_WHAT THE TASK REQUIRES_:
Check each line of the listing, and copy it if it contains the word "ipsum".

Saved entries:
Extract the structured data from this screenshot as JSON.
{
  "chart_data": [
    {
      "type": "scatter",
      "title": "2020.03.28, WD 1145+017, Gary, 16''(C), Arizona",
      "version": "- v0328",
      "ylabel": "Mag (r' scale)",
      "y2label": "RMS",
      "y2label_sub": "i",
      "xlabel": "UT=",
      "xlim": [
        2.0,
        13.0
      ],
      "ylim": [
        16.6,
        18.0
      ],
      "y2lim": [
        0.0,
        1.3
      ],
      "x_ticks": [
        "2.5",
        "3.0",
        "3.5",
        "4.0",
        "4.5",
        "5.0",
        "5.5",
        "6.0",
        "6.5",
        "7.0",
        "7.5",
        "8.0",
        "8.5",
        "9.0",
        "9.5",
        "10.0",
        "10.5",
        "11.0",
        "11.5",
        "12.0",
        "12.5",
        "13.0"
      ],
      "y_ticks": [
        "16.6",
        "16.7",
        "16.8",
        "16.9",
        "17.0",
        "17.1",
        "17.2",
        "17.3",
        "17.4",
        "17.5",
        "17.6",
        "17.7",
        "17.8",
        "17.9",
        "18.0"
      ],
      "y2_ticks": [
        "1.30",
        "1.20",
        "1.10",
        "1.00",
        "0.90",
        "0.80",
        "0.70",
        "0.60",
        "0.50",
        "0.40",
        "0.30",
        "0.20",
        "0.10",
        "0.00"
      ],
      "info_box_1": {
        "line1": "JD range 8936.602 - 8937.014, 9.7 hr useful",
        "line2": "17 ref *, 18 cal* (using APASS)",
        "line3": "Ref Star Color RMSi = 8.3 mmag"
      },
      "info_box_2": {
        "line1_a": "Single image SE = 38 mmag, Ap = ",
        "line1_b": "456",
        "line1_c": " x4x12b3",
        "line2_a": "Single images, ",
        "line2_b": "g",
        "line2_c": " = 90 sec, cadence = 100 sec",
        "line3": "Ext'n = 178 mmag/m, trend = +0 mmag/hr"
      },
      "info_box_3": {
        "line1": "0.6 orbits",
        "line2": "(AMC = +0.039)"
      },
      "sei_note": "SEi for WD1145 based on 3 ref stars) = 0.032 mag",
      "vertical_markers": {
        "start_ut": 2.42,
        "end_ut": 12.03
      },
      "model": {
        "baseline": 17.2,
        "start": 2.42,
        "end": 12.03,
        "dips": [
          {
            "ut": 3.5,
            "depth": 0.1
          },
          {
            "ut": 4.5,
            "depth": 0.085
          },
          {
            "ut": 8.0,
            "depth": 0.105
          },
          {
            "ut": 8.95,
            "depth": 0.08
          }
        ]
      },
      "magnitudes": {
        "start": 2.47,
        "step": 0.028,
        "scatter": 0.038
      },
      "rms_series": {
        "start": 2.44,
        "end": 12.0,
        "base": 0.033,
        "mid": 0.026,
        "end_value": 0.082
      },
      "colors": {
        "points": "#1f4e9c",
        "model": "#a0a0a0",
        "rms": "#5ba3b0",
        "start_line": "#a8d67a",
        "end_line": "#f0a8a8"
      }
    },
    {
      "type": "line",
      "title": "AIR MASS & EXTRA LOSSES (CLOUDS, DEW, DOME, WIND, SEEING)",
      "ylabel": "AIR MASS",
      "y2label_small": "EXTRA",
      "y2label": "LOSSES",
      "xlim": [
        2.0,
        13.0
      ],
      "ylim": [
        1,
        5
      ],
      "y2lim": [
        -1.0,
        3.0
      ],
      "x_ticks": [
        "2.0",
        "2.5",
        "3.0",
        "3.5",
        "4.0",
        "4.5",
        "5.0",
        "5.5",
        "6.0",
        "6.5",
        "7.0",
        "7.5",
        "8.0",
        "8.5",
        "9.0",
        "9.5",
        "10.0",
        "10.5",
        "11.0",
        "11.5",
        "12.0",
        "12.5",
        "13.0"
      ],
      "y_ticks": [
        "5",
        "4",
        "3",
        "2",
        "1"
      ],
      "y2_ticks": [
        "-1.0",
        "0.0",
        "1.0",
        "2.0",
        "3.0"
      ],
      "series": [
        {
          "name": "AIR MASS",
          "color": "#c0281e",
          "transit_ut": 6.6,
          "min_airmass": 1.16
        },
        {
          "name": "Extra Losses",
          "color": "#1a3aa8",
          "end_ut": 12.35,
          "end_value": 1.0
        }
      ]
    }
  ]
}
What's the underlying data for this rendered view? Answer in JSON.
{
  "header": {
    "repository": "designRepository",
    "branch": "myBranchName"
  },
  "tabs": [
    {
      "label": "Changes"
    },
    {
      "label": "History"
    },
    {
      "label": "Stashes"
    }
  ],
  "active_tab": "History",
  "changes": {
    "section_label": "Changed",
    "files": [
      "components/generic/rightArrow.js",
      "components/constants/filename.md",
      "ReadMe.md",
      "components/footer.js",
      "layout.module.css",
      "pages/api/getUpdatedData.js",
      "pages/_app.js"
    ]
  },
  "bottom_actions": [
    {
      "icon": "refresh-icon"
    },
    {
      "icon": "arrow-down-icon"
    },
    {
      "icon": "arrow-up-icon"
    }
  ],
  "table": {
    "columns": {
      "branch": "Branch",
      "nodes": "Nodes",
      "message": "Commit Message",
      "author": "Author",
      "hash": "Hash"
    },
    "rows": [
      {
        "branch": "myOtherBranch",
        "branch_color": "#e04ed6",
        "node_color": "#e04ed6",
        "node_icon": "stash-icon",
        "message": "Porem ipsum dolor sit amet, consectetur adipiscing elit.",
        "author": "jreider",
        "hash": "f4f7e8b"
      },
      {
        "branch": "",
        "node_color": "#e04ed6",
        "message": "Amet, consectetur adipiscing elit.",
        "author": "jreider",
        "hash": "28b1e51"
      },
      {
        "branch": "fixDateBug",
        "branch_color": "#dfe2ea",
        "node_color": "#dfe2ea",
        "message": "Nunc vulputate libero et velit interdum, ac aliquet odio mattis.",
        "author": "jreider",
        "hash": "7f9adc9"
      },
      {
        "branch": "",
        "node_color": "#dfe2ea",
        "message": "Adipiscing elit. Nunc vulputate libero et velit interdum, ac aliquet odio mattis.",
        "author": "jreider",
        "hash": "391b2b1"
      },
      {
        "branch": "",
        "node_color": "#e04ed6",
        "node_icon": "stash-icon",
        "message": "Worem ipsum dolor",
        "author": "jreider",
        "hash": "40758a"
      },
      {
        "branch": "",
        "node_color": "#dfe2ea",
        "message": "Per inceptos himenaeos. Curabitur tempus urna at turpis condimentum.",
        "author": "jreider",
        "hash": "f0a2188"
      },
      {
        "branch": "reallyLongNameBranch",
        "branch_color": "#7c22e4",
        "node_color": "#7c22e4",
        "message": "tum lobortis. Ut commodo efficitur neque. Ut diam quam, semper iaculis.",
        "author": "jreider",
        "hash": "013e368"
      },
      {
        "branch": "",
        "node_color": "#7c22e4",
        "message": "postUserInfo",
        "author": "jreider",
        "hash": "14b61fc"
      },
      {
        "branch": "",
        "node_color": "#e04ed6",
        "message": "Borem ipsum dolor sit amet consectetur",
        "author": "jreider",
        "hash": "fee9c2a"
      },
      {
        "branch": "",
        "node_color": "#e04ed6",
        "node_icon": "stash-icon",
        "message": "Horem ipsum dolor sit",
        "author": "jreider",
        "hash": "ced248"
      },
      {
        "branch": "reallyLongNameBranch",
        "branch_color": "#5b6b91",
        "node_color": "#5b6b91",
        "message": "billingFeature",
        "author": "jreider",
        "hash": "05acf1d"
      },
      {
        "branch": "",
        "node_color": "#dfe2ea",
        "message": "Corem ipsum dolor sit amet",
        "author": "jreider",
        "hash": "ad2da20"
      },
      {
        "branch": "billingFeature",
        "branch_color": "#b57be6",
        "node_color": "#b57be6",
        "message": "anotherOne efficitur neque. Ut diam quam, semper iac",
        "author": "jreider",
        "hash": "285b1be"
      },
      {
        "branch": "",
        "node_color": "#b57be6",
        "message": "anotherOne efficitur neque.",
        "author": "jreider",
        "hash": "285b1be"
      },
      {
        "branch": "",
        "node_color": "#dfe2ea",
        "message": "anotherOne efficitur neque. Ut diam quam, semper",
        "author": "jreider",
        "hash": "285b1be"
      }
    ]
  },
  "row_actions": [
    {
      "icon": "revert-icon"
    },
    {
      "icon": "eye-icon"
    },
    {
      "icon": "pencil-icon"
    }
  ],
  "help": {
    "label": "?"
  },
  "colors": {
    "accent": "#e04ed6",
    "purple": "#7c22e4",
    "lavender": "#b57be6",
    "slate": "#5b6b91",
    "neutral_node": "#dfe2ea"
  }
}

_TASK RESPONSE_:
        "message": "Porem ipsum dolor sit amet, consectetur adipiscing elit.",
        "message": "Worem ipsum dolor",
        "message": "Borem ipsum dolor sit amet consectetur",
        "message": "Horem ipsum dolor sit",
        "message": "Corem ipsum dolor sit amet",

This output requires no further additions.